Tell how many lines in the data below hold the string "content"; give nothing but the number.

— begin MATERIAL SUPPLIED —

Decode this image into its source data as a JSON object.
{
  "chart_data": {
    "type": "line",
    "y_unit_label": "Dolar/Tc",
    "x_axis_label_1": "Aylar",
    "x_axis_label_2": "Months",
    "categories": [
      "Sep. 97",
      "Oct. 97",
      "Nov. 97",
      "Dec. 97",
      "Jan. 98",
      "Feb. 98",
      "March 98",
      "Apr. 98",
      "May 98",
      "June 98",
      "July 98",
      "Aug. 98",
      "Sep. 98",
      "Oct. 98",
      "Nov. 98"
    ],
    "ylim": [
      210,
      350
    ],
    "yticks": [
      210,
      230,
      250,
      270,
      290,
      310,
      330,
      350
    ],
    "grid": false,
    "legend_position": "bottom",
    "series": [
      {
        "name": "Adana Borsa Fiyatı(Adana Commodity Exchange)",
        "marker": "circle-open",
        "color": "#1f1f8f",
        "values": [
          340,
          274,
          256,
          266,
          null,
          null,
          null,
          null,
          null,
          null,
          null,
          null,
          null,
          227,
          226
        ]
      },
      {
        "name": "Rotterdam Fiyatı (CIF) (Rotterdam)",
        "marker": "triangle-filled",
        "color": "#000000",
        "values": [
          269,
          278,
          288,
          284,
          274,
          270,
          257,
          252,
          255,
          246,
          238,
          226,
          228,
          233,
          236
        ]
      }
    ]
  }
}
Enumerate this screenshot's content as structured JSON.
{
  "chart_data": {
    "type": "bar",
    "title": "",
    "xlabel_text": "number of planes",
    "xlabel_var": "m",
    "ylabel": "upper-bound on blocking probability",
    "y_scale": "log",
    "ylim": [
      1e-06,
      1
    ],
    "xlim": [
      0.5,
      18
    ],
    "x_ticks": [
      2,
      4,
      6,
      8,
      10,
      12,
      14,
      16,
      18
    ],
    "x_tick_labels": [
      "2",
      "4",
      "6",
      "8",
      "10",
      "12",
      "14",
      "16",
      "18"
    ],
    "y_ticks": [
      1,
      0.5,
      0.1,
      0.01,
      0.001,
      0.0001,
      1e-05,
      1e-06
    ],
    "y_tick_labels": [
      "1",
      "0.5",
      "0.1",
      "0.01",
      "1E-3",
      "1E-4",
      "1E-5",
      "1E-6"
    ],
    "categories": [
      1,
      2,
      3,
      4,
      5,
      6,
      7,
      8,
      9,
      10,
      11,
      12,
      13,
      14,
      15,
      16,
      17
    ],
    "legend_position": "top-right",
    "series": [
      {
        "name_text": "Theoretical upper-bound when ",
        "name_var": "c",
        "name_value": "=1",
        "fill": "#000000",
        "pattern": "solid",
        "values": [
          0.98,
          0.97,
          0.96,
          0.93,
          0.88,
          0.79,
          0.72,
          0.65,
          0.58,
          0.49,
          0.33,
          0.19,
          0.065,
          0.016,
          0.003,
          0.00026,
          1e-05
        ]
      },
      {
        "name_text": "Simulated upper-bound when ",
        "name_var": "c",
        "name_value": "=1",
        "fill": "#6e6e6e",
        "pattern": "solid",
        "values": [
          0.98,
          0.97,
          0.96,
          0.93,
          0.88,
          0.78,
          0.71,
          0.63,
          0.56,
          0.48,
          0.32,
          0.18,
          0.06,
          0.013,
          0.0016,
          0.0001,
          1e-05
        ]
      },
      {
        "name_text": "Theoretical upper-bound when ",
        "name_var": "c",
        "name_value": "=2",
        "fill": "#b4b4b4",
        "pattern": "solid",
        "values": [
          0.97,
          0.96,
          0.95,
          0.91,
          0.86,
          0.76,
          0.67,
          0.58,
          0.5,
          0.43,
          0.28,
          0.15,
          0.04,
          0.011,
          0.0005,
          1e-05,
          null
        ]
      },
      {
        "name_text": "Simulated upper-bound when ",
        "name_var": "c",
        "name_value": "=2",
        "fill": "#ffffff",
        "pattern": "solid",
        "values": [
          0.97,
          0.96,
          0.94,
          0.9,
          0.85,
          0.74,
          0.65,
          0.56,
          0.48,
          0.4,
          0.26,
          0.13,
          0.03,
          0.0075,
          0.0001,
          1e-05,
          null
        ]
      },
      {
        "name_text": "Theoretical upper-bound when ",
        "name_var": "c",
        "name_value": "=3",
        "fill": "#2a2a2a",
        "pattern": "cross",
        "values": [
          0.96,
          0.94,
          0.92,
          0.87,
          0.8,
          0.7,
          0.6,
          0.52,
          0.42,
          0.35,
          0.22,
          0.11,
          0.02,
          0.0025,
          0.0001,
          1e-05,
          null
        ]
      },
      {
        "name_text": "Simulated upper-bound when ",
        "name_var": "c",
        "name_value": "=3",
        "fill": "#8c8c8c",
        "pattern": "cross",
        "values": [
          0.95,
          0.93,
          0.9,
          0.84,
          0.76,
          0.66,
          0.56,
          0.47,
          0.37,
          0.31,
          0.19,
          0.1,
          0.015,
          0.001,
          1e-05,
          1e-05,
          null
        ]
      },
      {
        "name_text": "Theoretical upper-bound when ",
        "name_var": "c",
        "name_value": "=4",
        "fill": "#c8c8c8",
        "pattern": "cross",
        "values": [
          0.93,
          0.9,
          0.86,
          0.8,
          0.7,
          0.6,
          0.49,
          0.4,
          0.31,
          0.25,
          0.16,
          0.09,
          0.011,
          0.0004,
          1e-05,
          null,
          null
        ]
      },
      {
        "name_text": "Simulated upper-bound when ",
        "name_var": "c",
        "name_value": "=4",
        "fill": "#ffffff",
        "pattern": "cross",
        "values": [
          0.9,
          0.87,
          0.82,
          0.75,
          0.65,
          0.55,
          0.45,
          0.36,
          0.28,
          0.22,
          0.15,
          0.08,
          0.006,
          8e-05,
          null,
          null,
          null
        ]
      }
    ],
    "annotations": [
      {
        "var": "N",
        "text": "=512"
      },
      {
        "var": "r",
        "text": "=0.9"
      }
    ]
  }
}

— end MATERIAL SUPPLIED —
— begin MATERIAL SUPPLIED —

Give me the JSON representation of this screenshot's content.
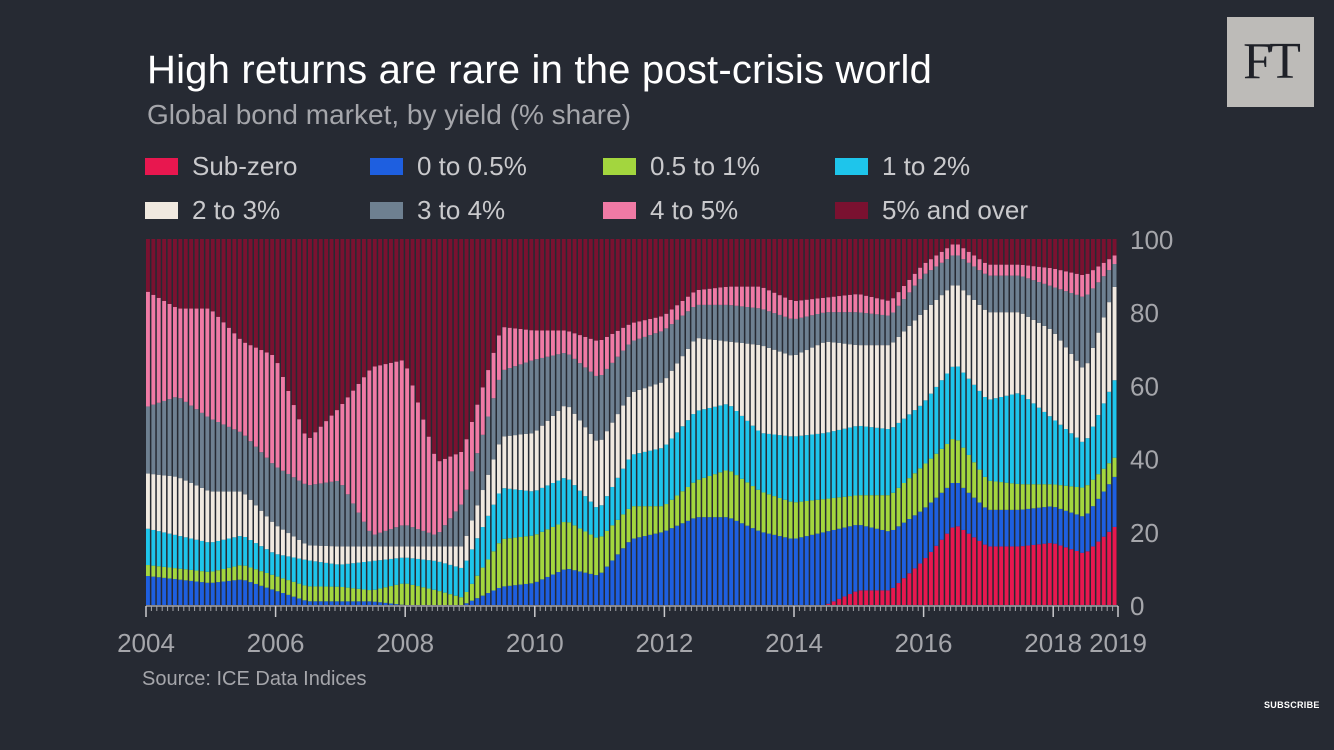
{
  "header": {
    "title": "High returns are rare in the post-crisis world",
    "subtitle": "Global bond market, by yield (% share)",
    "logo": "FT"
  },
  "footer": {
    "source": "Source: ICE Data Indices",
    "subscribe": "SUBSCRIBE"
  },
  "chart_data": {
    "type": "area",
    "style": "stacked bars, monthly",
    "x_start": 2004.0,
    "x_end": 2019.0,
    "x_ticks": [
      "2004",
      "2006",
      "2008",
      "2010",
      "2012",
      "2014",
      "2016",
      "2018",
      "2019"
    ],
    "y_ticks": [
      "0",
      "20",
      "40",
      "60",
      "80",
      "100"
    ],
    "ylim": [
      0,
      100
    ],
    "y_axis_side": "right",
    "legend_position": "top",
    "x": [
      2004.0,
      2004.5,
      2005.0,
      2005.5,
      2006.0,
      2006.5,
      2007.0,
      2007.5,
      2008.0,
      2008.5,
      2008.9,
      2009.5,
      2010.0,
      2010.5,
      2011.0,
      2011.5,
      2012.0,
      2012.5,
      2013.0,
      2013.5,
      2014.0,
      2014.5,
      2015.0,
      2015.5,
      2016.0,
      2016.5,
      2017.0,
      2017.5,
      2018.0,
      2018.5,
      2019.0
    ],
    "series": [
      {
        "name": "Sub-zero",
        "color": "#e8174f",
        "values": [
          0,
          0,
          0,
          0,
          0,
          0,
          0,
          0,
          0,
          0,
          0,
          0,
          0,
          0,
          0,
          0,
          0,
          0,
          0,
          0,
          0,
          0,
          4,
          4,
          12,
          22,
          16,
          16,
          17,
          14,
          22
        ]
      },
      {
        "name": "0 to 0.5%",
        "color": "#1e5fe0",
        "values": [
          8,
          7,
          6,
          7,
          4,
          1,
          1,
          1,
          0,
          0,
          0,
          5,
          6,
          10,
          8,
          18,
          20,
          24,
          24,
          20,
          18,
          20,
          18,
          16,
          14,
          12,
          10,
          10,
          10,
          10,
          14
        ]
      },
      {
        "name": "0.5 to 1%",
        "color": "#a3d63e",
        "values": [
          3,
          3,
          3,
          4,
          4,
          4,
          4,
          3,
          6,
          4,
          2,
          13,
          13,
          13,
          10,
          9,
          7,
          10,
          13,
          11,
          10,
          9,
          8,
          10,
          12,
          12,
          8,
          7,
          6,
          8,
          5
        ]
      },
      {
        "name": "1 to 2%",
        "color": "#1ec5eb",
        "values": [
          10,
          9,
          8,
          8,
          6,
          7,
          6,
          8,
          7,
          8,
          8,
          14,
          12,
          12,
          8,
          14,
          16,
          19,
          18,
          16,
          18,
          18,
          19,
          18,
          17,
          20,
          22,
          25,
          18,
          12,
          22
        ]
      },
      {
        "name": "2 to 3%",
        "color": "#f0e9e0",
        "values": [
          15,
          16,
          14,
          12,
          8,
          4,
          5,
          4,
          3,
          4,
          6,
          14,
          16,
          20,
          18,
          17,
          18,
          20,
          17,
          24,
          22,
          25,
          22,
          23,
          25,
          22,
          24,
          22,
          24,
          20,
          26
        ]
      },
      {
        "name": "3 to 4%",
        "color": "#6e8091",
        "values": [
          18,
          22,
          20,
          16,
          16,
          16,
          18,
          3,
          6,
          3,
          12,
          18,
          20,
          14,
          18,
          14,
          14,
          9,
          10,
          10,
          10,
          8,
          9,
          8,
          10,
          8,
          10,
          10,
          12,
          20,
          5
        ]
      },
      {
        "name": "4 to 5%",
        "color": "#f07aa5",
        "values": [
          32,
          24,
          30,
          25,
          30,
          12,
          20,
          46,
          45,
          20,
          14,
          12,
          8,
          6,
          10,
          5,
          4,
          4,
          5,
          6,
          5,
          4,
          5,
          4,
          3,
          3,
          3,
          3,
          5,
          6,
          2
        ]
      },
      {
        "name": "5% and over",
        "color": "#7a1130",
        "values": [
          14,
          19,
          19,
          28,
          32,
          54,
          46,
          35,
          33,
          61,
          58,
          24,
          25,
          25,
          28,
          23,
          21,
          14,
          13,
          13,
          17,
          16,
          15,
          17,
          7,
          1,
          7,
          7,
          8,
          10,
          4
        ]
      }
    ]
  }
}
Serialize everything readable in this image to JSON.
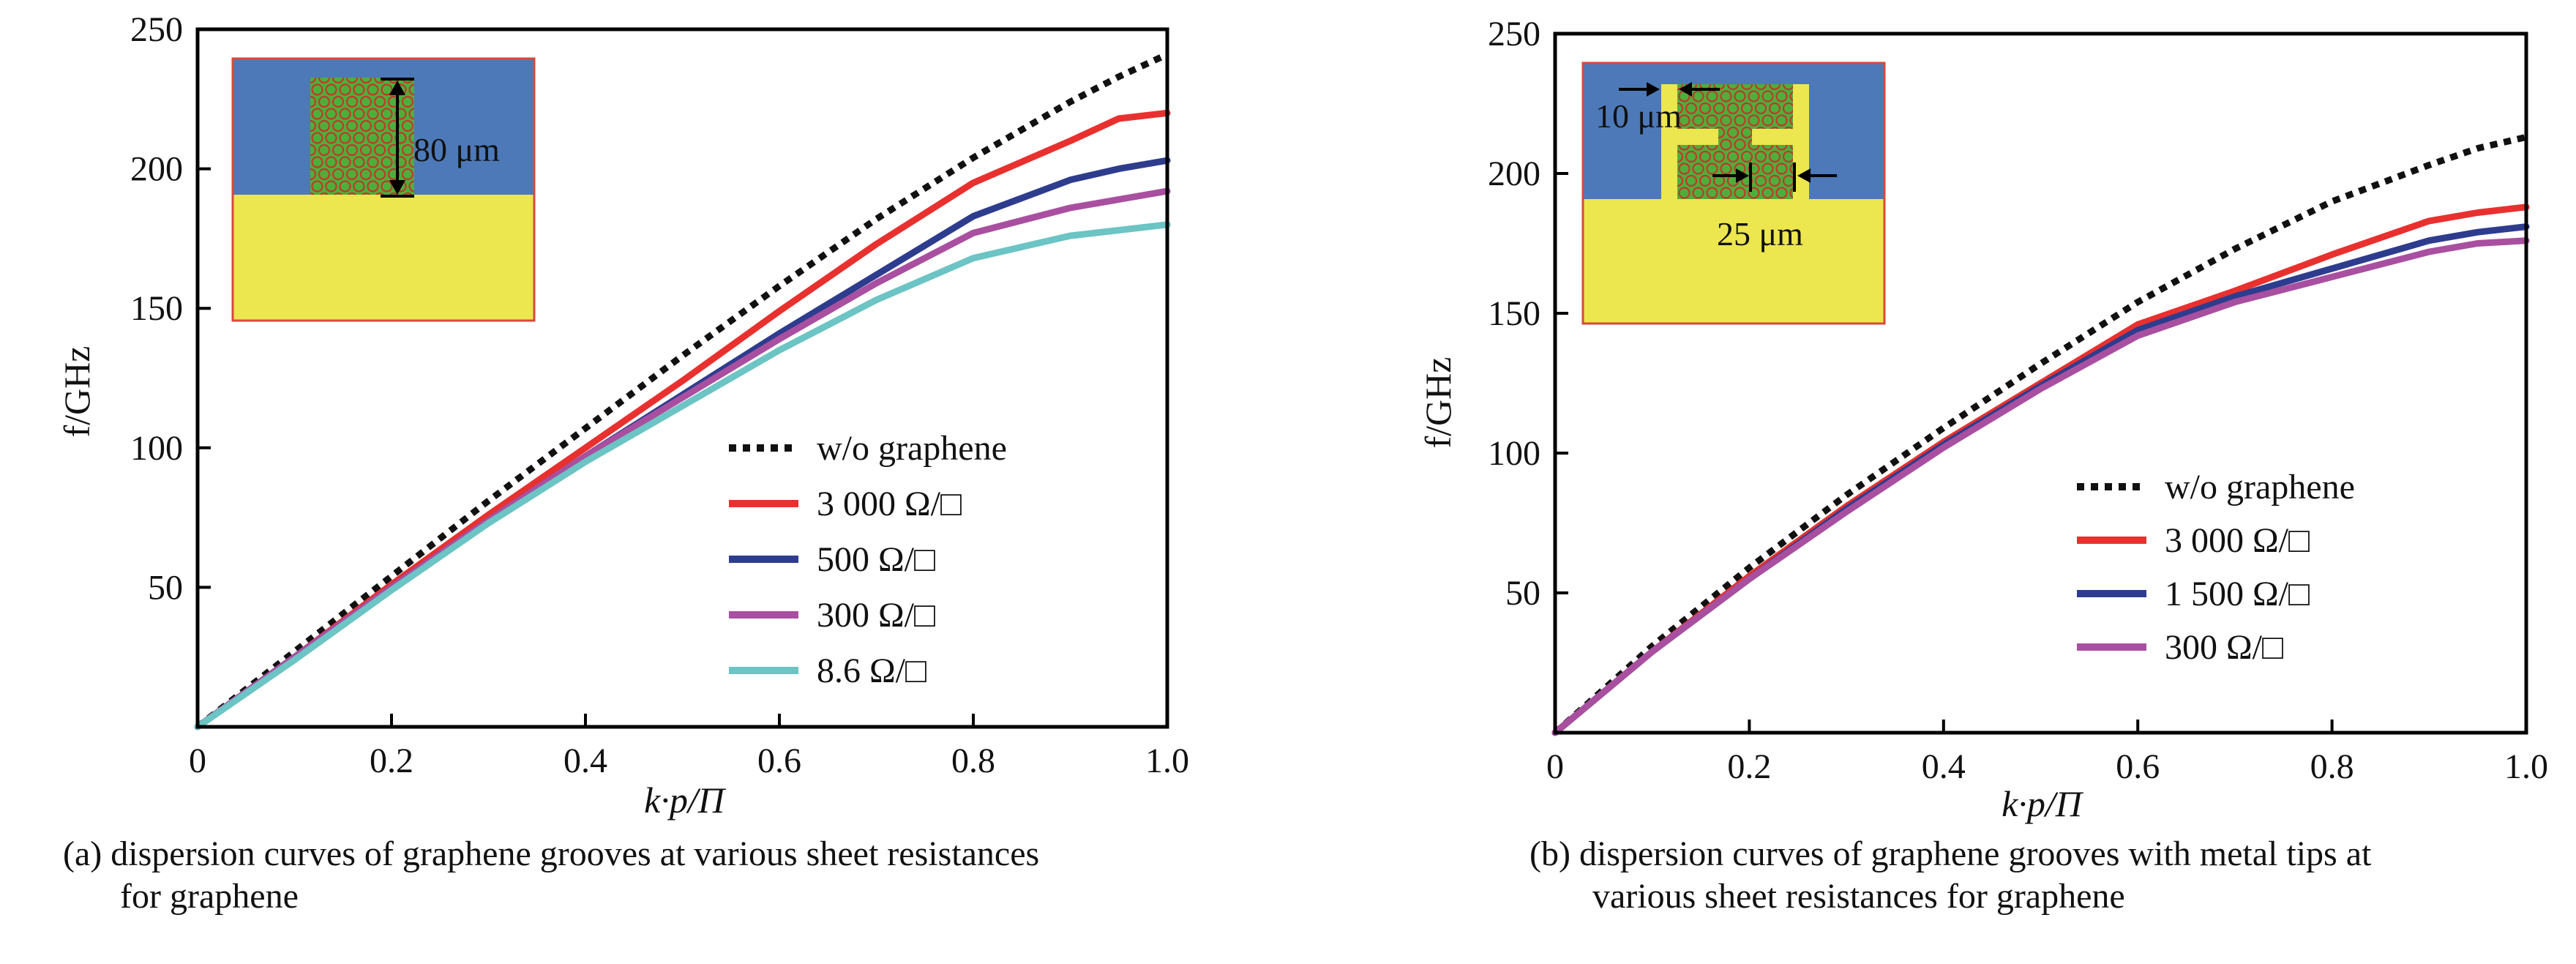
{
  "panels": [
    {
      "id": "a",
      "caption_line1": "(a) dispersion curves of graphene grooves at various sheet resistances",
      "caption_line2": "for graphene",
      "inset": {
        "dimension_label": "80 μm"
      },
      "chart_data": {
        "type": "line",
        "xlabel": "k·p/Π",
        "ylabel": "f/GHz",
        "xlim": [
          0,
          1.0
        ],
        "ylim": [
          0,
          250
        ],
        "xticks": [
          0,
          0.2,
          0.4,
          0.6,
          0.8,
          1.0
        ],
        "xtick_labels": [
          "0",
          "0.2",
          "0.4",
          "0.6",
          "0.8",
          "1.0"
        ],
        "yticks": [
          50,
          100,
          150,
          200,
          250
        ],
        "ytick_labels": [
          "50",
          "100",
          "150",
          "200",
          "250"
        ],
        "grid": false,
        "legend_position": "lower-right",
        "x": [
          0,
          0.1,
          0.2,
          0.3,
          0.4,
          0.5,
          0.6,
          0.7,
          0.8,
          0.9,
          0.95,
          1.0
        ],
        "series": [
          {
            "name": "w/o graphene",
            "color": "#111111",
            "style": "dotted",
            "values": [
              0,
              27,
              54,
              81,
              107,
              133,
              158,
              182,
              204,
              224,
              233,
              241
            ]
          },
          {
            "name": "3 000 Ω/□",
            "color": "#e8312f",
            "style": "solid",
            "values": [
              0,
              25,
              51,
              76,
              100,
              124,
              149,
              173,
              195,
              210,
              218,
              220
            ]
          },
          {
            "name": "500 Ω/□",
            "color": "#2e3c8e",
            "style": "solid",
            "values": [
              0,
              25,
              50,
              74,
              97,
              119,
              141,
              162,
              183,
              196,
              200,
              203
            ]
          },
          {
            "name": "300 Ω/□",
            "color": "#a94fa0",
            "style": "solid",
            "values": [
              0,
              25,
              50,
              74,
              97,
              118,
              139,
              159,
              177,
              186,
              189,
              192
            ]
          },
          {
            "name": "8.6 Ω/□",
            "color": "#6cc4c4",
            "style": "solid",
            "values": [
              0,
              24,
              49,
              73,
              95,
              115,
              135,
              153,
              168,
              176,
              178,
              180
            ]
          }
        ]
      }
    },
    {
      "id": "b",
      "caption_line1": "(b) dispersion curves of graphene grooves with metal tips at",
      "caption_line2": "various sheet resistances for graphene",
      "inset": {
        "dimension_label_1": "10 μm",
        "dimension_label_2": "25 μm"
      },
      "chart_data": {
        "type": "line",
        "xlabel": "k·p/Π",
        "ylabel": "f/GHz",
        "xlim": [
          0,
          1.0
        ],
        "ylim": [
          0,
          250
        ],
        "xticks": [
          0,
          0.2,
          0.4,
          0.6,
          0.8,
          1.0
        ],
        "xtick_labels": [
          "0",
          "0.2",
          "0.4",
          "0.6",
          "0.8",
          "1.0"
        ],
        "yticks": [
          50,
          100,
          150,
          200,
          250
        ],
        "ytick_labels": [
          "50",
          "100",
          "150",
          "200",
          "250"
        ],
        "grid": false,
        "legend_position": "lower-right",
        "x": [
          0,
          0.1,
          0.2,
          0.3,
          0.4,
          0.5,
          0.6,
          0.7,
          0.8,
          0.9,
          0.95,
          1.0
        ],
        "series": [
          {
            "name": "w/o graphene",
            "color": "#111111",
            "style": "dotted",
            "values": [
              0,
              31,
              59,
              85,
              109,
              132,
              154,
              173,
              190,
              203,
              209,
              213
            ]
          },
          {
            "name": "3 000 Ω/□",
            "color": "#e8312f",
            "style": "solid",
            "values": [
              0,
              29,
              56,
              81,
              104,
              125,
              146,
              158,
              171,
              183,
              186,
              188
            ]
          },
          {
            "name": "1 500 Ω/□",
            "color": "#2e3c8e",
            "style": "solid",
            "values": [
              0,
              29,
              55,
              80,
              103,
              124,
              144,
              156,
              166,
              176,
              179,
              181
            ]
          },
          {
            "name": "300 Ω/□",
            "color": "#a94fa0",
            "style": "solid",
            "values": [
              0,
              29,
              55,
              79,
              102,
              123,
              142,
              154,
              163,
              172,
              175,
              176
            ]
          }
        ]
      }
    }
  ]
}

— end MATERIAL SUPPLIED —
— begin MATERIAL SUPPLIED —

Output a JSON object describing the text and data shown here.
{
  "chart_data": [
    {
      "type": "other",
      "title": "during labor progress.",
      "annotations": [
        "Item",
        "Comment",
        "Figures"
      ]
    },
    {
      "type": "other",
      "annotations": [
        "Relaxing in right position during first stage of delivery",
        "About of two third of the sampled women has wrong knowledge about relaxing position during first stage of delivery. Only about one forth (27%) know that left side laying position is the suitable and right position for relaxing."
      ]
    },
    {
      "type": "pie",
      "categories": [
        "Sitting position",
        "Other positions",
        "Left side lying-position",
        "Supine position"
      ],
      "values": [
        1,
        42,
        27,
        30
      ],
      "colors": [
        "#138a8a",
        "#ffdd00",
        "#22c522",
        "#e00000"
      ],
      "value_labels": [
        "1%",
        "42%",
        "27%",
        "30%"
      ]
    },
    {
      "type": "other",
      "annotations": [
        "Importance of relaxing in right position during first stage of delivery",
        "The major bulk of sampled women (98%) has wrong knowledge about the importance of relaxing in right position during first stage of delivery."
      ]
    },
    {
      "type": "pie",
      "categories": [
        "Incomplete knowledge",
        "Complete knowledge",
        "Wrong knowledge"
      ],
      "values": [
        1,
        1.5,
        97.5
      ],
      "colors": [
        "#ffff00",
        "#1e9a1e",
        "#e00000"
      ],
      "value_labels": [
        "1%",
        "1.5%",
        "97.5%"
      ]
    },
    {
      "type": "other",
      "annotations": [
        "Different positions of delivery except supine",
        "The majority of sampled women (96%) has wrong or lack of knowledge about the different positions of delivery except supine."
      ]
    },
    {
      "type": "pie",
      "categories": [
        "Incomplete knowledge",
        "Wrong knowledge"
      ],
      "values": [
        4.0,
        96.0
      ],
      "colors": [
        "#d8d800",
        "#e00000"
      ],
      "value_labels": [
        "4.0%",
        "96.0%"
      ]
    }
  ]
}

— end MATERIAL SUPPLIED —

RESULT FOR THIS EXERCISE:
2